→ **Objective**
In the copy, include every entry exactly but none of the pictures.

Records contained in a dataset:
----------

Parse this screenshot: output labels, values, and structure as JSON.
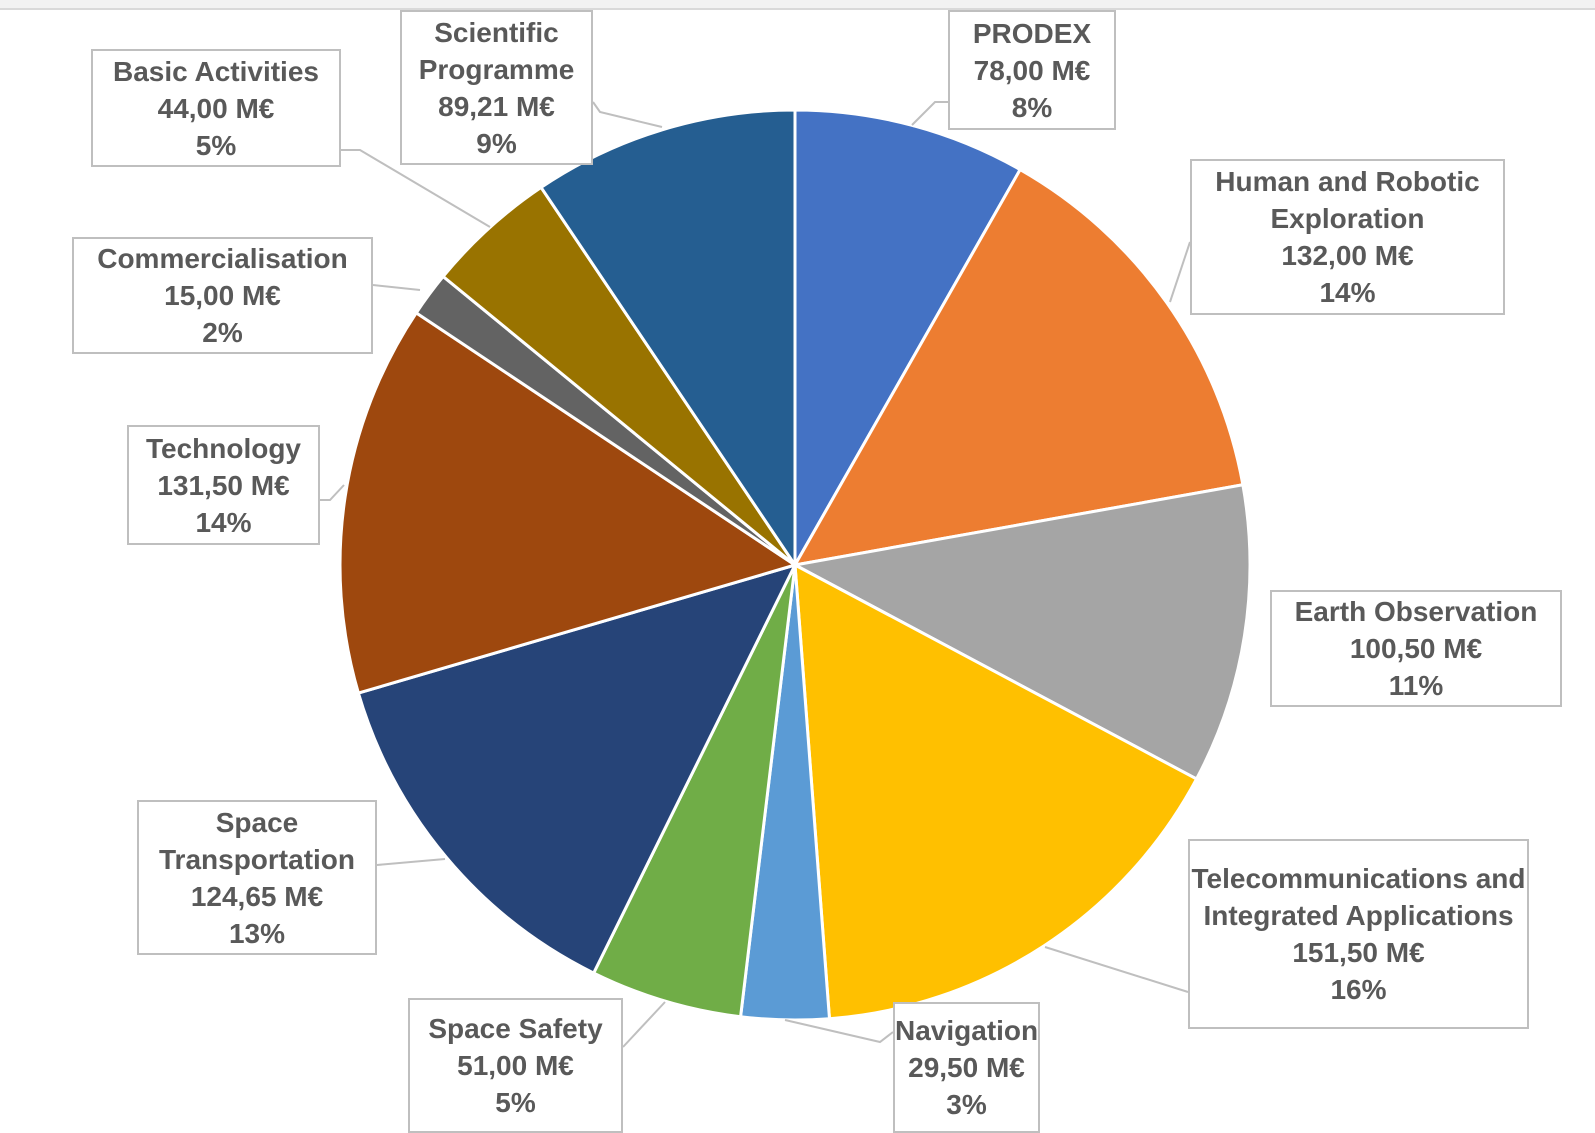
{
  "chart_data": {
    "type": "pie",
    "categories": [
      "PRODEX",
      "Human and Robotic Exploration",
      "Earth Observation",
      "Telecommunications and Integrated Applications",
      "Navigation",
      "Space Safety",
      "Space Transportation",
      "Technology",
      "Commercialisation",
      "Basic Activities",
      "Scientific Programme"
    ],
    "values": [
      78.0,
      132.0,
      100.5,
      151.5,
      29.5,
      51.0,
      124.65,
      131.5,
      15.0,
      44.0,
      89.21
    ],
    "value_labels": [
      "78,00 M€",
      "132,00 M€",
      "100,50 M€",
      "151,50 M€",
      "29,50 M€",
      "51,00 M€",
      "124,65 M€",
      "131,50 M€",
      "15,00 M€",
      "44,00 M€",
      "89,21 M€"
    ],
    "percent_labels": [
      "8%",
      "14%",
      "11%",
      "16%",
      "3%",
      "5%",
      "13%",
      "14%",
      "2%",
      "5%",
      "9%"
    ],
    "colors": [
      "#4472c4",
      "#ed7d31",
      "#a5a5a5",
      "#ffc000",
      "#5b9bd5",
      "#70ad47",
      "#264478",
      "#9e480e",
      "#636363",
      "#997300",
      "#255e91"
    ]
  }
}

----------

→ **Solution to this problem**
Parse this screenshot: output labels, values, and structure as JSON.
{
  "chart_data": {
    "type": "pie",
    "categories": [
      "PRODEX",
      "Human and Robotic Exploration",
      "Earth Observation",
      "Telecommunications and Integrated Applications",
      "Navigation",
      "Space Safety",
      "Space Transportation",
      "Technology",
      "Commercialisation",
      "Basic Activities",
      "Scientific Programme"
    ],
    "values": [
      78.0,
      132.0,
      100.5,
      151.5,
      29.5,
      51.0,
      124.65,
      131.5,
      15.0,
      44.0,
      89.21
    ],
    "value_labels": [
      "78,00 M€",
      "132,00 M€",
      "100,50 M€",
      "151,50 M€",
      "29,50 M€",
      "51,00 M€",
      "124,65 M€",
      "131,50 M€",
      "15,00 M€",
      "44,00 M€",
      "89,21 M€"
    ],
    "percent_labels": [
      "8%",
      "14%",
      "11%",
      "16%",
      "3%",
      "5%",
      "13%",
      "14%",
      "2%",
      "5%",
      "9%"
    ],
    "colors": [
      "#4472c4",
      "#ed7d31",
      "#a5a5a5",
      "#ffc000",
      "#5b9bd5",
      "#70ad47",
      "#264478",
      "#9e480e",
      "#636363",
      "#997300",
      "#255e91"
    ]
  }
}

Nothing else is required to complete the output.